Figure 6: BIM creation processes for new and existing buildings, partly from Huber et al. [62]
4.3.1 Data capture
If building information is insufficient for required functionalities, techniques of data capture
or survey
are applied [35]. The required LoD determines all following steps from technique selection to model
creation due to its great influence on required data quality, data volume and processing effort.
Synonyms: data capture, data acquisition, data retrieval. However, building survey implies
measurements from building components.
Figure 7 shows non-contact techniques further differentiated into image-based, range-based,
combined or other techniques; contact methods consist of manual or other techniques [39,189,190].
Image- and range-based techniques extract mainly spatial, color and reflectivity information. In
practice, semi-automated laser scanning with total stations is prevalent [153], although affected with
disadvantages such as high equipment cost and fragility as well as difficulties in scanning reflective,
transparent and dark surfaces [43,61]. Besides, this technique needs further extensive data
processing and modeling steps (see following sections) on conventional computers and current
approaches have rather minor LoDs [4,30,31,52,66,130,151,191,192].

# # # #

§ Requirements
(A) Answer these questions using the passage on data capture for building information:
(i) What determines all following steps from technique selection to model creation?
(ii) Into which groups are non-contact techniques further differentiated?
(iii) Which technique is prevalent in practice?
(B) Collect every line of the records that contains the string "series". Uppercase and lowercase letters count as different.

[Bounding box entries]
# # # #

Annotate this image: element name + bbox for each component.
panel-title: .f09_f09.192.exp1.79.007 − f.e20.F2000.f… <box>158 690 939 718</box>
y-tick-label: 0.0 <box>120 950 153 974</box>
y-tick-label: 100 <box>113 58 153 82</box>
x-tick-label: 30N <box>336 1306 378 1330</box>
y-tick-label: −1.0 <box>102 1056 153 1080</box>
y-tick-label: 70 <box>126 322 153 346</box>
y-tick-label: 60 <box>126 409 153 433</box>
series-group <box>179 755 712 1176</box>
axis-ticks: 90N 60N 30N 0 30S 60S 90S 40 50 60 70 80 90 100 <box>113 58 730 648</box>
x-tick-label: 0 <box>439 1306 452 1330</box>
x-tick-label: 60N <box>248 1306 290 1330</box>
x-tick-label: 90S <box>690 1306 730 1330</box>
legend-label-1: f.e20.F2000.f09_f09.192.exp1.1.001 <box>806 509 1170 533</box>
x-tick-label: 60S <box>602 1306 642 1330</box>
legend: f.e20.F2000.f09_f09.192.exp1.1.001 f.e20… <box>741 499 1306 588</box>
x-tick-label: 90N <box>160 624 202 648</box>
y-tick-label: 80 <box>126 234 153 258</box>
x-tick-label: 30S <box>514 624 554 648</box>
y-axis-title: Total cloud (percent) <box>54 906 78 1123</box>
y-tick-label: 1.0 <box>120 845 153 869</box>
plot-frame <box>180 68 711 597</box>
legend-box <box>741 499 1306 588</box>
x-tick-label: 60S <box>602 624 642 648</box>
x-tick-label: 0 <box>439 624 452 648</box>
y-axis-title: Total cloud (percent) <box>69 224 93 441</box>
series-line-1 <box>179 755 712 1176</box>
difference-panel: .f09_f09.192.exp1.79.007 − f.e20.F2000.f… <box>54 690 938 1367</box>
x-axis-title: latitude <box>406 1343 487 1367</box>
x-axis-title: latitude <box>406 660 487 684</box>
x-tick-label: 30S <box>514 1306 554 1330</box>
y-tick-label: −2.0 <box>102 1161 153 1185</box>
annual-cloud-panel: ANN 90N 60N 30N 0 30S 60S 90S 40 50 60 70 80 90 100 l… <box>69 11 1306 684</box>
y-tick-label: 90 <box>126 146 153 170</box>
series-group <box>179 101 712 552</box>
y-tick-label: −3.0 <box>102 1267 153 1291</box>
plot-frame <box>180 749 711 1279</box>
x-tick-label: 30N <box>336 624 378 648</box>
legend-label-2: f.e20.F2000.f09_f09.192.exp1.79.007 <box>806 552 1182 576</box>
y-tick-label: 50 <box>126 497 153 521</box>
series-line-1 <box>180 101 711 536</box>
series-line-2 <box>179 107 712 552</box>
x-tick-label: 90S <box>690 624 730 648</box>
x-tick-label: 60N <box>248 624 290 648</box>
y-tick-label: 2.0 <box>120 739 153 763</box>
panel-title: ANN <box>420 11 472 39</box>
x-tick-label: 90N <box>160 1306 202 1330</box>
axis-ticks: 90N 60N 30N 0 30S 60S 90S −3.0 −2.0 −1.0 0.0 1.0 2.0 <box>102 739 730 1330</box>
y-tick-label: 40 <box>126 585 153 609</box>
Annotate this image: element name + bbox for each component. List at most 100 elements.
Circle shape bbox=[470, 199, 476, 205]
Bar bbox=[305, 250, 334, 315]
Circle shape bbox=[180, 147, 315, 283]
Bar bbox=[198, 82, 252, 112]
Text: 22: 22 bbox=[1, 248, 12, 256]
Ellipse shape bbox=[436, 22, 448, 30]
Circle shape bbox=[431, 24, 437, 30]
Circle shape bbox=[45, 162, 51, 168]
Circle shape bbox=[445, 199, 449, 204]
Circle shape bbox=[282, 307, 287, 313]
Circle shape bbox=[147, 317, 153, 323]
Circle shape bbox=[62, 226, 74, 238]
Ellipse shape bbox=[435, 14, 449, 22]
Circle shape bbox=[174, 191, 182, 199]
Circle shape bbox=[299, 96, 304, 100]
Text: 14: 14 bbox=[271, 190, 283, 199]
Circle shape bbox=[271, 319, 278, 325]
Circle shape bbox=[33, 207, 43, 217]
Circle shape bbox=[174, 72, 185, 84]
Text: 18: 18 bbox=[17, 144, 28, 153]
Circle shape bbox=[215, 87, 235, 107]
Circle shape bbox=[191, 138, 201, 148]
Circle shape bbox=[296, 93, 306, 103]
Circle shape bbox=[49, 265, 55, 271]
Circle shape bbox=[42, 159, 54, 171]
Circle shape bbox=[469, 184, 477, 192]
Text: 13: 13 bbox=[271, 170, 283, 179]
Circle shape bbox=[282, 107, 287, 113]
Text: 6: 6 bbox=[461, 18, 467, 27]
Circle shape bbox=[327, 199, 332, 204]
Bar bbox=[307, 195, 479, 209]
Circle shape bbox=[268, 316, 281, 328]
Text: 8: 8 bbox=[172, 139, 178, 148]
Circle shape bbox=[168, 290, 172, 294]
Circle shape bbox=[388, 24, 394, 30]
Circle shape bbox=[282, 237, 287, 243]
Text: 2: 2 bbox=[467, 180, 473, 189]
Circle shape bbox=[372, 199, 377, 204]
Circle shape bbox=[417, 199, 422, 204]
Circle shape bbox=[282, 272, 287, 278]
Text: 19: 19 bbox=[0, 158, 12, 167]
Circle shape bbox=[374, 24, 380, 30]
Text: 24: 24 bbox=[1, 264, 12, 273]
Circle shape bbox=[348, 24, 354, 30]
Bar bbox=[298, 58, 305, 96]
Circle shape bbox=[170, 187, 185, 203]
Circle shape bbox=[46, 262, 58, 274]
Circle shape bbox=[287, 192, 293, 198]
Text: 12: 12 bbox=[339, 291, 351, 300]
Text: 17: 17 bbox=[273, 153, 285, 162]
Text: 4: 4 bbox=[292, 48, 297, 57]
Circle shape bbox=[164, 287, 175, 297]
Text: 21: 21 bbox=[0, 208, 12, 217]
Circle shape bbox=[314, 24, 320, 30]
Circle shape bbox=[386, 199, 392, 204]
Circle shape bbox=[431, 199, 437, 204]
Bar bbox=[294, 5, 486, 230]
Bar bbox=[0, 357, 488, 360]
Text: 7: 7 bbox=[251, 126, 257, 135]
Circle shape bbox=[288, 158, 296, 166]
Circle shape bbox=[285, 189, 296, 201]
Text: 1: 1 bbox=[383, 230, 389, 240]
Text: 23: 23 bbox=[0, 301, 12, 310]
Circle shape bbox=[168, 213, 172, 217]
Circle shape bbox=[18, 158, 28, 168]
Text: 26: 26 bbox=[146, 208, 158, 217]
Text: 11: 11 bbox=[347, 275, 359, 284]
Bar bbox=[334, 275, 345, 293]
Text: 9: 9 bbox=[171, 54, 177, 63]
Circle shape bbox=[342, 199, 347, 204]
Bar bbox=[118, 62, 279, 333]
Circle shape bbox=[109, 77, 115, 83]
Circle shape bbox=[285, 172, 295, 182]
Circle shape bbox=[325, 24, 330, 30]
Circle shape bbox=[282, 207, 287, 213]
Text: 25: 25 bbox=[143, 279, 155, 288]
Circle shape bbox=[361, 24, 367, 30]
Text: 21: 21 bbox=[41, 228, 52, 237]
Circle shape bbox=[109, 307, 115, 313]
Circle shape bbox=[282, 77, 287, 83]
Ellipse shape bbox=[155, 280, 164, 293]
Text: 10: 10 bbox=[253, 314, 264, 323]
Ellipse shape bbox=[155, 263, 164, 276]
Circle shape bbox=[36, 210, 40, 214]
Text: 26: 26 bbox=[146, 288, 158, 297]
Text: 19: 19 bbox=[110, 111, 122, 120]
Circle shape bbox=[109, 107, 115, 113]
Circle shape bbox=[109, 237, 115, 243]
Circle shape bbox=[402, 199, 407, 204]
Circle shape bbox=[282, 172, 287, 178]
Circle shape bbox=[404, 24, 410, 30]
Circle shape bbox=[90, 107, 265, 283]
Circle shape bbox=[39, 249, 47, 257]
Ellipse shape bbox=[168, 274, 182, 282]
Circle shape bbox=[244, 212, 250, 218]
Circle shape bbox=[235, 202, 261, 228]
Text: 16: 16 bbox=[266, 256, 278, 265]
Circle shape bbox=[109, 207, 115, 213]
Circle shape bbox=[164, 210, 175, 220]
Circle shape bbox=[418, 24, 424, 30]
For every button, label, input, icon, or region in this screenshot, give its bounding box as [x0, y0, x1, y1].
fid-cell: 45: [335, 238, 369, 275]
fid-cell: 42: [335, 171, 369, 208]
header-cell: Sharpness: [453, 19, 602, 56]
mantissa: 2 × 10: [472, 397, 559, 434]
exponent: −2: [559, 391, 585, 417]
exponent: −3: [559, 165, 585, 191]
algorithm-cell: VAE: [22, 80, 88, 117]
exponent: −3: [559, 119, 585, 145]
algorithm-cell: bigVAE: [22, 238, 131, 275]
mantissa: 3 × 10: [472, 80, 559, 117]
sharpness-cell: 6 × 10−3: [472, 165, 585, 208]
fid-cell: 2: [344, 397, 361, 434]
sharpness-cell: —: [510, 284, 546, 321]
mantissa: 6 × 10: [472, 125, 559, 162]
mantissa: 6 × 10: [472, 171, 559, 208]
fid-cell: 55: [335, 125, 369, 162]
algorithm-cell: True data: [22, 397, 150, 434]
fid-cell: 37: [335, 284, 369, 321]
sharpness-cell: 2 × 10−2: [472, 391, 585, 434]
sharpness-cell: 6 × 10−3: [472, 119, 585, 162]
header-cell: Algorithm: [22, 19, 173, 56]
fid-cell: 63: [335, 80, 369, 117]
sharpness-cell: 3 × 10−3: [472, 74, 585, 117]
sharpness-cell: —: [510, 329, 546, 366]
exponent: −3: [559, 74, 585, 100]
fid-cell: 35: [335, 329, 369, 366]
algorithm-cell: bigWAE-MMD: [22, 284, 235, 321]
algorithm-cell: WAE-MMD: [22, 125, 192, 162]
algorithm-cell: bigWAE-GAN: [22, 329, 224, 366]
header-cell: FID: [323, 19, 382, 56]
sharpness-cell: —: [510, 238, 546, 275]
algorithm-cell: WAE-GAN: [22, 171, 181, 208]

# # # #

§ List of solutions
(A)
(i) The required LoD.
(ii) Image-based, range-based, combined or other techniques.
(iii) Semi-automated laser scanning with total stations.

(B)
series-group <box>179 755 712 1176</box>
series-line-1 <box>179 755 712 1176</box>
series-group <box>179 101 712 552</box>
series-line-1 <box>180 101 711 536</box>
series-line-2 <box>179 107 712 552</box>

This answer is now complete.